## Task objective
Copy each line below in which the string "Keratin" occurs.

## Entries
** begin **
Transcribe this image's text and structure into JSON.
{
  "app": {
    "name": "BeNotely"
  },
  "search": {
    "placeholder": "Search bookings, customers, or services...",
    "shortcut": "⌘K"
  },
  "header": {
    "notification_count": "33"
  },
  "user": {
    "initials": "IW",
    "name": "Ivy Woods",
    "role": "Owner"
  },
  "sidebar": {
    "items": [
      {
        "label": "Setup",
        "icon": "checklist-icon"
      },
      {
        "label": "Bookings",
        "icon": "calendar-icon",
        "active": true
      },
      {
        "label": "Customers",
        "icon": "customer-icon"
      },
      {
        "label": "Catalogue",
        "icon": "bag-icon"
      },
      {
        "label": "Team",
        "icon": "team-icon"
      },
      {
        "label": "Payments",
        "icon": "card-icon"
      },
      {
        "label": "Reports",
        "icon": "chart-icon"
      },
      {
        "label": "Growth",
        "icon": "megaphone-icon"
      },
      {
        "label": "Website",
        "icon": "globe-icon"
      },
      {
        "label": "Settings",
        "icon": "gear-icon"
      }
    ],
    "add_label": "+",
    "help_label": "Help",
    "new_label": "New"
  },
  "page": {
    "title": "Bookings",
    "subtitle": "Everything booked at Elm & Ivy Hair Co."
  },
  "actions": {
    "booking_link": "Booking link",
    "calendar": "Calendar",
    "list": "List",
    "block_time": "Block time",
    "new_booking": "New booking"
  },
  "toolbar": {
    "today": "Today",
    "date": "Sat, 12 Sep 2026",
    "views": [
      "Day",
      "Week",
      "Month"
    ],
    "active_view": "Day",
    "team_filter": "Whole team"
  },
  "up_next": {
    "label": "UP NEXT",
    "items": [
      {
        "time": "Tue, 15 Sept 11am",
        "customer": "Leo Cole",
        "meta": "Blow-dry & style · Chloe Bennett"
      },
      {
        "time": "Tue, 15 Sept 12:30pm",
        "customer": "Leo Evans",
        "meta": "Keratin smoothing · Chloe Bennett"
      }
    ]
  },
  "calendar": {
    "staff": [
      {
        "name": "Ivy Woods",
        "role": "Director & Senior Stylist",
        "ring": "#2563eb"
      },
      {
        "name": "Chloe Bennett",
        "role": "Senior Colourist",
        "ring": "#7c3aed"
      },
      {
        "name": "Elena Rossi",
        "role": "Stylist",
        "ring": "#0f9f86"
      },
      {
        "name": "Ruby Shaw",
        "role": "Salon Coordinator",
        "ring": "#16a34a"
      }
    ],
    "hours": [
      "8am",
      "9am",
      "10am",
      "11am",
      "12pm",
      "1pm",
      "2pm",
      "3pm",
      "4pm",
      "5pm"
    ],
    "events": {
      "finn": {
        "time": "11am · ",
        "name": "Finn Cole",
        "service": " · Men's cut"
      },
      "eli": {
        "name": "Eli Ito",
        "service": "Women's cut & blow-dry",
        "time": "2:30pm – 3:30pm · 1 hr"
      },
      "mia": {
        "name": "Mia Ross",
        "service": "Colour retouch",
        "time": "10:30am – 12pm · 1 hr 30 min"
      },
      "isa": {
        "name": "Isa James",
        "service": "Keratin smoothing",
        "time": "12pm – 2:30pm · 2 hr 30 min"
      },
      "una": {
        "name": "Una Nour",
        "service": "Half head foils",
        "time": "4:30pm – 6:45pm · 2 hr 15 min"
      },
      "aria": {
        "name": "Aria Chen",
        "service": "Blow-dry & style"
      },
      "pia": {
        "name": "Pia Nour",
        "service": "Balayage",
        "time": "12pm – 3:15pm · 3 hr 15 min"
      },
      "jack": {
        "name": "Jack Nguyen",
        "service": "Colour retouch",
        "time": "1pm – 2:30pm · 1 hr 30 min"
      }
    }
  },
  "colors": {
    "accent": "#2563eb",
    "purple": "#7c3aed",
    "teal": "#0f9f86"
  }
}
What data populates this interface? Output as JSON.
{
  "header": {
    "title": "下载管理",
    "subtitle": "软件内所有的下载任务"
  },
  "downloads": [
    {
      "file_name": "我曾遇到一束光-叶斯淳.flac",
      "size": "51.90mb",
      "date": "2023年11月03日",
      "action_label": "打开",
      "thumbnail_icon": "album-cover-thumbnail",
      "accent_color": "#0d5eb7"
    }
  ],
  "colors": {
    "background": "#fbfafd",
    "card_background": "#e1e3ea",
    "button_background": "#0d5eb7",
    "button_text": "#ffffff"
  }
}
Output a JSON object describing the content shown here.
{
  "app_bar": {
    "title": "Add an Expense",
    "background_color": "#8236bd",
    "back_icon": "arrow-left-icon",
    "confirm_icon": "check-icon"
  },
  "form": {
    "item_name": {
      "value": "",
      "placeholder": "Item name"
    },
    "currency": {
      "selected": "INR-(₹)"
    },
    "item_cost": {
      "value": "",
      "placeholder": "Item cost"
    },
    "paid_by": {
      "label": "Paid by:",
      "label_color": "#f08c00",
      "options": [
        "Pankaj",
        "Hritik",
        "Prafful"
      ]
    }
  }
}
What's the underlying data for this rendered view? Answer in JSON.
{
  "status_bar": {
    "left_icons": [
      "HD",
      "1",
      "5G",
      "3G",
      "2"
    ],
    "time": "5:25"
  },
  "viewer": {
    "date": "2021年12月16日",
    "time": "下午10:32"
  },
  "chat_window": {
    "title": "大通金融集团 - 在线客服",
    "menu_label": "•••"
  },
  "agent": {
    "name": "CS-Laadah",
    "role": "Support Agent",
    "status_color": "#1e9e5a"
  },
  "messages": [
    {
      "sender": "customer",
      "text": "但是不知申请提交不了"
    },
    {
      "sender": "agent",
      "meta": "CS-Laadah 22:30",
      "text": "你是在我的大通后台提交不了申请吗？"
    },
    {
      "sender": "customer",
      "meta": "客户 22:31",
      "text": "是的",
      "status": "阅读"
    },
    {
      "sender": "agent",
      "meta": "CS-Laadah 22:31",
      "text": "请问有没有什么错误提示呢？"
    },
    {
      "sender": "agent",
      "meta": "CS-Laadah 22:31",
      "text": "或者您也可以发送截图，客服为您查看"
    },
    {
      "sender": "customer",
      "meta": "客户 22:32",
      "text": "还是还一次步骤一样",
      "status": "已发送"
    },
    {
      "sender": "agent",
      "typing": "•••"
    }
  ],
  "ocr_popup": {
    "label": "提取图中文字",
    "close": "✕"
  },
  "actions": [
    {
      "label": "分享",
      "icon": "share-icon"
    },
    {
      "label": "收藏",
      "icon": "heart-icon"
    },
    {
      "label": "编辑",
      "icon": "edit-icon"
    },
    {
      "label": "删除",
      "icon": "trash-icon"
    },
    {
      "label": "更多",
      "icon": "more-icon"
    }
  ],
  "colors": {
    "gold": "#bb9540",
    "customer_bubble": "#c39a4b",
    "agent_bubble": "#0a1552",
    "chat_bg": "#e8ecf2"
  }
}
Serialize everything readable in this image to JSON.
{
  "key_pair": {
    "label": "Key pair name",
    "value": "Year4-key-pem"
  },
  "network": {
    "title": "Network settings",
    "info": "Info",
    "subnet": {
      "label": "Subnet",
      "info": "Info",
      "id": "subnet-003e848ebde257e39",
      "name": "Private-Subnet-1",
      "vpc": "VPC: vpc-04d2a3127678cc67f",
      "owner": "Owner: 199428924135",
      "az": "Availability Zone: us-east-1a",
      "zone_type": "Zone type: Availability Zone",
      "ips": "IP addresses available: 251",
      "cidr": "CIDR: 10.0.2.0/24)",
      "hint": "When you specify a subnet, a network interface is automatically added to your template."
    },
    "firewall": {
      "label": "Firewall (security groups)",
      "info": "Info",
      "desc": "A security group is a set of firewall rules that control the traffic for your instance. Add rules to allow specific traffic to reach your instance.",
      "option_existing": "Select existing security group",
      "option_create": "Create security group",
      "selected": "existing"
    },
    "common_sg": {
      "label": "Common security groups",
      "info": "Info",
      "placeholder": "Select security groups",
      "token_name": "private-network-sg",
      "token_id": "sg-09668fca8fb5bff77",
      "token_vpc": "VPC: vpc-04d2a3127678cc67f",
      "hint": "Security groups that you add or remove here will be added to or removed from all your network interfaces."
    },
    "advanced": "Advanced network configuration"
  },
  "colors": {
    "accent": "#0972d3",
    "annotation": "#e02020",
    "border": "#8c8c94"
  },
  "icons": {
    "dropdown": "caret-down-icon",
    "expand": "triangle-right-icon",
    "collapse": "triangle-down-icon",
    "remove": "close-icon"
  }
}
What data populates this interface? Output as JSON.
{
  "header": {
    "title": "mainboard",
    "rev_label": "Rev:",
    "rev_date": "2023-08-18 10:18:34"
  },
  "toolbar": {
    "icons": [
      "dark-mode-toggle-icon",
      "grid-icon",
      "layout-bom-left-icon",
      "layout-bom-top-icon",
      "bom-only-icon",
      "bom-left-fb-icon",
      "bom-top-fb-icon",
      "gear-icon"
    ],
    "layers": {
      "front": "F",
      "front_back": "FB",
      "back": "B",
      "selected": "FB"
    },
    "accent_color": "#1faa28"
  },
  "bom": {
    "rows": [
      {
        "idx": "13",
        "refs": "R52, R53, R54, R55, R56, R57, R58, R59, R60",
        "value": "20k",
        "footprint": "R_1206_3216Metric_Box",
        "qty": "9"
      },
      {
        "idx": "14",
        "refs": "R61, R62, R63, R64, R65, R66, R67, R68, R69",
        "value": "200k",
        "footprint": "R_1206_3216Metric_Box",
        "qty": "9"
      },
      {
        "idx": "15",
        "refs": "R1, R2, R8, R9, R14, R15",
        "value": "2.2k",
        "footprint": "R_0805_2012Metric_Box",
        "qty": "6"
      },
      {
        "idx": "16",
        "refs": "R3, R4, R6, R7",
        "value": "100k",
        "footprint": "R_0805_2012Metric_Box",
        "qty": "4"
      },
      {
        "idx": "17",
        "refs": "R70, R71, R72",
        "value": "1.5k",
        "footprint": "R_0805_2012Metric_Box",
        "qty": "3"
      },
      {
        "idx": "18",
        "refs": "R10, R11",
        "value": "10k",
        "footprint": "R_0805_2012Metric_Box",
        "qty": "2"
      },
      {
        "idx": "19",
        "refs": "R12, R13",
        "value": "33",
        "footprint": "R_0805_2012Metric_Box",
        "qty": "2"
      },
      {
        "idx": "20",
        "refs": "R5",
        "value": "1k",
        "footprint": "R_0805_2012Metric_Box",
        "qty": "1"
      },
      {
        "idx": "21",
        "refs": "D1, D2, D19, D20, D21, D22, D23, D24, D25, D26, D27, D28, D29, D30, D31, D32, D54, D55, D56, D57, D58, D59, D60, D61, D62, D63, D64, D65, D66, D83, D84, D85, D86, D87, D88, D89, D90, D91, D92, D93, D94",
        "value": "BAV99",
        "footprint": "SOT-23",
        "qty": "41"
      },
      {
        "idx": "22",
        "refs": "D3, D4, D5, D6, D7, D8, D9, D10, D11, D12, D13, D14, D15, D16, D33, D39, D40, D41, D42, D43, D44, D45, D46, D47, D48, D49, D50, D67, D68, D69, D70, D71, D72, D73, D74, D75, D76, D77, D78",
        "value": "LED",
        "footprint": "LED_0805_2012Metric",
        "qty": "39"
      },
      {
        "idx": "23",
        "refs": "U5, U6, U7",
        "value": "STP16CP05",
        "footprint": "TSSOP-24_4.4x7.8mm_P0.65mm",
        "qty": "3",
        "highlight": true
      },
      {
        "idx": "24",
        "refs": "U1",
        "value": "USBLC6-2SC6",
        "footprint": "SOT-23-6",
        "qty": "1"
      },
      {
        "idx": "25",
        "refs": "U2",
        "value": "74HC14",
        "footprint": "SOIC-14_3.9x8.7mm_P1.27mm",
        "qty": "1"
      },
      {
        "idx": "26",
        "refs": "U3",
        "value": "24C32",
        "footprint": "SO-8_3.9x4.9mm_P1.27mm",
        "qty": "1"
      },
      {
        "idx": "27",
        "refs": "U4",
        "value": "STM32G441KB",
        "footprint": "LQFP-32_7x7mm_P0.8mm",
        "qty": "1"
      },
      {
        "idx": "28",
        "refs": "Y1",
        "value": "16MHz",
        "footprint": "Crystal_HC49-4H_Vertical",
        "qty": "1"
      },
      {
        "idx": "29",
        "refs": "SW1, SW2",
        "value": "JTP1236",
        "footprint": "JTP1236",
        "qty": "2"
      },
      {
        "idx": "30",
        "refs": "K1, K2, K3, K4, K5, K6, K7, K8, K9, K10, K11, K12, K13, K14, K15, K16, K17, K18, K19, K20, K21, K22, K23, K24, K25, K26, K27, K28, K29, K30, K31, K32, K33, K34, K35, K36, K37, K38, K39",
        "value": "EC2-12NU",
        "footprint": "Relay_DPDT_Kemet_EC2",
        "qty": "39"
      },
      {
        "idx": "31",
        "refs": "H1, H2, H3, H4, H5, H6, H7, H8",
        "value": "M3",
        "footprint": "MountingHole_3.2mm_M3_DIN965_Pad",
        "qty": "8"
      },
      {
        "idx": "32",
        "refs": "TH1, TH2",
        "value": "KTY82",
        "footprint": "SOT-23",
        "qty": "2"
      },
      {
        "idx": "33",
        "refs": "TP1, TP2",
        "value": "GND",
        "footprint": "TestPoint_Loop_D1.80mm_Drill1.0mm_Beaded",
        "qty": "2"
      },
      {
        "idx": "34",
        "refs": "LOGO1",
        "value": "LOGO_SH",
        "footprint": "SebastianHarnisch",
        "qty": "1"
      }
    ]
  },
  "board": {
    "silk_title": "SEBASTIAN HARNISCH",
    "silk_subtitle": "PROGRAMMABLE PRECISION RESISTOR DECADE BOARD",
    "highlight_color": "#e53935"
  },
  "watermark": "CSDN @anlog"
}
** end **
## Answer to this exercise
        "meta": "Keratin smoothing · Chloe Bennett"
        "service": "Keratin smoothing",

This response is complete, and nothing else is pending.